Records from a collection of figures:
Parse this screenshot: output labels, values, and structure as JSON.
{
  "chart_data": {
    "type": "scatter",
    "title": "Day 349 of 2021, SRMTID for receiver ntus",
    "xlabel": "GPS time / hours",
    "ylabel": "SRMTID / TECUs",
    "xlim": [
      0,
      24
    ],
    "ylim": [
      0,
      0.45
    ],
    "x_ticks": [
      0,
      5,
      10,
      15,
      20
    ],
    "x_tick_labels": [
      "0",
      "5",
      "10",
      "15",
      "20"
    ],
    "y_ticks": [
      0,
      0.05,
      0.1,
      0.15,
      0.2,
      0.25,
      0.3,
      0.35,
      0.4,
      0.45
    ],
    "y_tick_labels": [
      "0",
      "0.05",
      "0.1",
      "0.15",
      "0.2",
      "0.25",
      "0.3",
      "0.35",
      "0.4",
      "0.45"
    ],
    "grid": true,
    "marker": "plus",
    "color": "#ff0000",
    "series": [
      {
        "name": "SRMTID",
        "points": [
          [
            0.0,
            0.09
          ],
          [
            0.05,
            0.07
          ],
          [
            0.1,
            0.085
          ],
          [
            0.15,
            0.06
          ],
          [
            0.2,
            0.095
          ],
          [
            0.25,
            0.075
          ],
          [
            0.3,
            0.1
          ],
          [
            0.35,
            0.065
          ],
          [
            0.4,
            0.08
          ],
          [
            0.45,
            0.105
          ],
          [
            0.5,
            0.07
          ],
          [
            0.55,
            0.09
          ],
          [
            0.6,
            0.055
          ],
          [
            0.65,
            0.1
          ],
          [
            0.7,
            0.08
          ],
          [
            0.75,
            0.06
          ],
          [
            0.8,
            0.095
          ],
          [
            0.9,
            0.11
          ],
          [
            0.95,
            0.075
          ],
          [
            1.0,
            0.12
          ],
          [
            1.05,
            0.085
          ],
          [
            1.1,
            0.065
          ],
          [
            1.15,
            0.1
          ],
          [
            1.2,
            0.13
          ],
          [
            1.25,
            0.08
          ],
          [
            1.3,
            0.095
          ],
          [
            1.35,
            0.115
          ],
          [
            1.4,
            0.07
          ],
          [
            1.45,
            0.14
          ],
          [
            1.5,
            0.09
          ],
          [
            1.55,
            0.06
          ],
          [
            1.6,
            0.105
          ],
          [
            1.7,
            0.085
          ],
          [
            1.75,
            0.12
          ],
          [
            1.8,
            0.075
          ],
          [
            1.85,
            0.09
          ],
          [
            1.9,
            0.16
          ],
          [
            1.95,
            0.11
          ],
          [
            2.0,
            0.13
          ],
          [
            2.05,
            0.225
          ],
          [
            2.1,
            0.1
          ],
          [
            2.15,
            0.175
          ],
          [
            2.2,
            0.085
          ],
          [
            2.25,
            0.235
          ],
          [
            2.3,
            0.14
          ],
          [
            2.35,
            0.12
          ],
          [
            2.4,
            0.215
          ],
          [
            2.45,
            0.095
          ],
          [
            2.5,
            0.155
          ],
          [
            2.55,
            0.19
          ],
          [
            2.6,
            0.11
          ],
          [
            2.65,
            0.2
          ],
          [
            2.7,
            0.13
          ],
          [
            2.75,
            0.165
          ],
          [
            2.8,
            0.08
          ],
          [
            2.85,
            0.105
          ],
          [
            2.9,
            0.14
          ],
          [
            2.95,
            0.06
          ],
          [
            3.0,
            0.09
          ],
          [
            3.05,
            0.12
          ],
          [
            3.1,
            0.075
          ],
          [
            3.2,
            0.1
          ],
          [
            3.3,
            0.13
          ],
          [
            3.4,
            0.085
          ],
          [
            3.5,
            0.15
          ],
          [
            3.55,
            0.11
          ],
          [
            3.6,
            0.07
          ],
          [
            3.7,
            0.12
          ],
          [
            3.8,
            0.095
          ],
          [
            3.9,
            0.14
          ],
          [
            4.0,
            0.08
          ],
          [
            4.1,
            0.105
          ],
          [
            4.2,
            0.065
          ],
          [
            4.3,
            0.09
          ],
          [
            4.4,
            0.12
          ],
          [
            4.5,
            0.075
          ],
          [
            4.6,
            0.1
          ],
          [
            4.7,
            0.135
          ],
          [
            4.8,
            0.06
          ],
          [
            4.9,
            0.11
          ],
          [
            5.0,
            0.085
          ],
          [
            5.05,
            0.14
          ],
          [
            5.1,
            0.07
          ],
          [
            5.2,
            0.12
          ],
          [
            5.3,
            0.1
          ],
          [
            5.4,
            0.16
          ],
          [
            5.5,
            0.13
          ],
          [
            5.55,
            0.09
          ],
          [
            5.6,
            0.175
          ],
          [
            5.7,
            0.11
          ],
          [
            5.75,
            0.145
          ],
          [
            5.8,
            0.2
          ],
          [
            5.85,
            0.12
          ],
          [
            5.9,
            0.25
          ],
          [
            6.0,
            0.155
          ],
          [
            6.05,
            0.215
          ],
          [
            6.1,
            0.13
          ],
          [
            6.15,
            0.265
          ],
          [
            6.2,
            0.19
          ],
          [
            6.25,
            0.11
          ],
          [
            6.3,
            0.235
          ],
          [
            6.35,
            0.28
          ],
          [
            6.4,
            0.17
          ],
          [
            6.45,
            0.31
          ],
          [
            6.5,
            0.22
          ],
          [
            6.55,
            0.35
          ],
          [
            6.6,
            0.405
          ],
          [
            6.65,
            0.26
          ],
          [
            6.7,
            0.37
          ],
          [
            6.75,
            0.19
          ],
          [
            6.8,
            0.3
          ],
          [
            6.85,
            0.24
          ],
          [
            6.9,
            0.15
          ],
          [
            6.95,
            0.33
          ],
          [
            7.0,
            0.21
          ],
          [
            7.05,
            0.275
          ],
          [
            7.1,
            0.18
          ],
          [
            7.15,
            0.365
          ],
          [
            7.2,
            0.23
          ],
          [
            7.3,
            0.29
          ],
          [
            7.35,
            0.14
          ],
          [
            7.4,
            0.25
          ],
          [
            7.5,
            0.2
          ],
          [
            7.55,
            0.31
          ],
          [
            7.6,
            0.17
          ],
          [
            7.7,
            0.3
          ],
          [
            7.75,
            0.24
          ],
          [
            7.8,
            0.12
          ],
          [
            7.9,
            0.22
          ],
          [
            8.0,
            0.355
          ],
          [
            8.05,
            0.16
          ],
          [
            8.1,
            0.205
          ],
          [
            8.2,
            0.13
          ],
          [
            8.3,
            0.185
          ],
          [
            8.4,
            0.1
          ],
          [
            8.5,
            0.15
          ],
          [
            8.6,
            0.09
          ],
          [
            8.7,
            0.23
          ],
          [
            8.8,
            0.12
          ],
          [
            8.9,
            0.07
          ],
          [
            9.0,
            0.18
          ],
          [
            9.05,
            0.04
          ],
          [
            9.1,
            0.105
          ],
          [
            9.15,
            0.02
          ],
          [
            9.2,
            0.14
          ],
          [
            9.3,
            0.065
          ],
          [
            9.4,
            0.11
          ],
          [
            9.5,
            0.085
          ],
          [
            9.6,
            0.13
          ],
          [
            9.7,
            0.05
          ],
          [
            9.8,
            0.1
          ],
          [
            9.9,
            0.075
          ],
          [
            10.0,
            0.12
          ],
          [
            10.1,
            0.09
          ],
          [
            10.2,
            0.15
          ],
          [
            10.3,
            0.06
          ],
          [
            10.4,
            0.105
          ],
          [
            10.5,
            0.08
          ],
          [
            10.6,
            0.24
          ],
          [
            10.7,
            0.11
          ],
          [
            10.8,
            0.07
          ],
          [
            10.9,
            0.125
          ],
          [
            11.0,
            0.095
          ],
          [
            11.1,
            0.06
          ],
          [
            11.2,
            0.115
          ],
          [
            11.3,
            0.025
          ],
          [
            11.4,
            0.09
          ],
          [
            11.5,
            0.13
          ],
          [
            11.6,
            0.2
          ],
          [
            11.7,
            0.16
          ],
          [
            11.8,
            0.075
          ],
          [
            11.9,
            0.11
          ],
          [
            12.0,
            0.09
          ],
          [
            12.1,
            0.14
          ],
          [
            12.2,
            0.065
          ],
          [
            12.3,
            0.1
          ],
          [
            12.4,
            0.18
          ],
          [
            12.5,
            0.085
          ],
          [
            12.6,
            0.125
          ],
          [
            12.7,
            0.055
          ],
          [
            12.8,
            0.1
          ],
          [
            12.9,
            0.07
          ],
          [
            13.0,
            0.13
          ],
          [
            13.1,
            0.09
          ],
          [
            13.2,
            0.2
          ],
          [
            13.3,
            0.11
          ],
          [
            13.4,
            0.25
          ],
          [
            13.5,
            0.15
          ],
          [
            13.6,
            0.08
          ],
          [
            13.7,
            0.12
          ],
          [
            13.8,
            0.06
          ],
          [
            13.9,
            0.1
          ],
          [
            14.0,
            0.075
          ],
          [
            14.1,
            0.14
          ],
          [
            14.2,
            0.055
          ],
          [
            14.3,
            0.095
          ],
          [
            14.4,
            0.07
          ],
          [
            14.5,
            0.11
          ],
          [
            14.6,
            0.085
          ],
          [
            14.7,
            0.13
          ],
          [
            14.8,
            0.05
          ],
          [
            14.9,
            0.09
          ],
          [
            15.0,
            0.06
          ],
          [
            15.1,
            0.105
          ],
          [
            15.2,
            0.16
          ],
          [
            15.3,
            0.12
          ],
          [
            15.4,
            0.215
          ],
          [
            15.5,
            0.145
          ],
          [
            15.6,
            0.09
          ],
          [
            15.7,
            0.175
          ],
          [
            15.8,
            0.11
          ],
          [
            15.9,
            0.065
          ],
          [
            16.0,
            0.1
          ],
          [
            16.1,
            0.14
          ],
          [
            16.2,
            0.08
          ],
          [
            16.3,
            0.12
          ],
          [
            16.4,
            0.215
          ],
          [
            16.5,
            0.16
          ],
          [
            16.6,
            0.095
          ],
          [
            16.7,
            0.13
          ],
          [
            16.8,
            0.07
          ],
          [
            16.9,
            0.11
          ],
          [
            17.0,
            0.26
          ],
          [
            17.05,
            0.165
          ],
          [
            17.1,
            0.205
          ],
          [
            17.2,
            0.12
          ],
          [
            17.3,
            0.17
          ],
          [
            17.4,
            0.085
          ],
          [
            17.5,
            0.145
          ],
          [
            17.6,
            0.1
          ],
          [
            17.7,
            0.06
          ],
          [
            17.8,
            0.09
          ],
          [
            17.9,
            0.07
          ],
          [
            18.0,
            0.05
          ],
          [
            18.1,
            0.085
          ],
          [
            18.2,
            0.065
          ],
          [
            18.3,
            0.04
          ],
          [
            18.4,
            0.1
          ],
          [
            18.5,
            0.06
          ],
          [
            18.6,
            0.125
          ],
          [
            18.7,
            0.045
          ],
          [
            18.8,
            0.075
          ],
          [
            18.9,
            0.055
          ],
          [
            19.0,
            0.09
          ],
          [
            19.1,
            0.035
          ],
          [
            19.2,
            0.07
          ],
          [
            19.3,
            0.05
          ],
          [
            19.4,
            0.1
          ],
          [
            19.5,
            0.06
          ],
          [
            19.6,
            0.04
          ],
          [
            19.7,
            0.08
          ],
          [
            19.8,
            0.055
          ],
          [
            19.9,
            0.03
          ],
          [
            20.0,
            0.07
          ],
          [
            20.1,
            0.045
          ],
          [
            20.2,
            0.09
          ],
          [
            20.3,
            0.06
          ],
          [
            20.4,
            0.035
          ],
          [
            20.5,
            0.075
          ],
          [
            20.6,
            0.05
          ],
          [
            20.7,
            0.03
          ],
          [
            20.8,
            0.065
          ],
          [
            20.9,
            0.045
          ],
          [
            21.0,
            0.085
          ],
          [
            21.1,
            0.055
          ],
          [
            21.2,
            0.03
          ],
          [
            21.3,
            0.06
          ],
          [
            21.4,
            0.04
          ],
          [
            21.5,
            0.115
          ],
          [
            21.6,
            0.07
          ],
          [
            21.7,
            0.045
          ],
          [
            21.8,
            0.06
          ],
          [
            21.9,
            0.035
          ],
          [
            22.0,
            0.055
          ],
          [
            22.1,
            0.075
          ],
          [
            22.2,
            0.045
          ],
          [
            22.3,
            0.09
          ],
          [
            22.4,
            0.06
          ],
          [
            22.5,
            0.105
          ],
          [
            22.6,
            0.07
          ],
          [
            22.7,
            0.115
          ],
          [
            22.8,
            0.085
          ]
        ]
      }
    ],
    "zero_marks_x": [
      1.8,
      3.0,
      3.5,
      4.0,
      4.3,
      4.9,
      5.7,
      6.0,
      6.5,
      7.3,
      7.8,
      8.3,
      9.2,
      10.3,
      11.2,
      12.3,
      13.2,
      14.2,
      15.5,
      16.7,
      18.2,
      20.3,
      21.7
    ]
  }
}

▸ Task:
Return each line where "SRMTID" shows up.

▸ Finished exercise:
    "title": "Day 349 of 2021, SRMTID for receiver ntus",
    "ylabel": "SRMTID / TECUs",
        "name": "SRMTID",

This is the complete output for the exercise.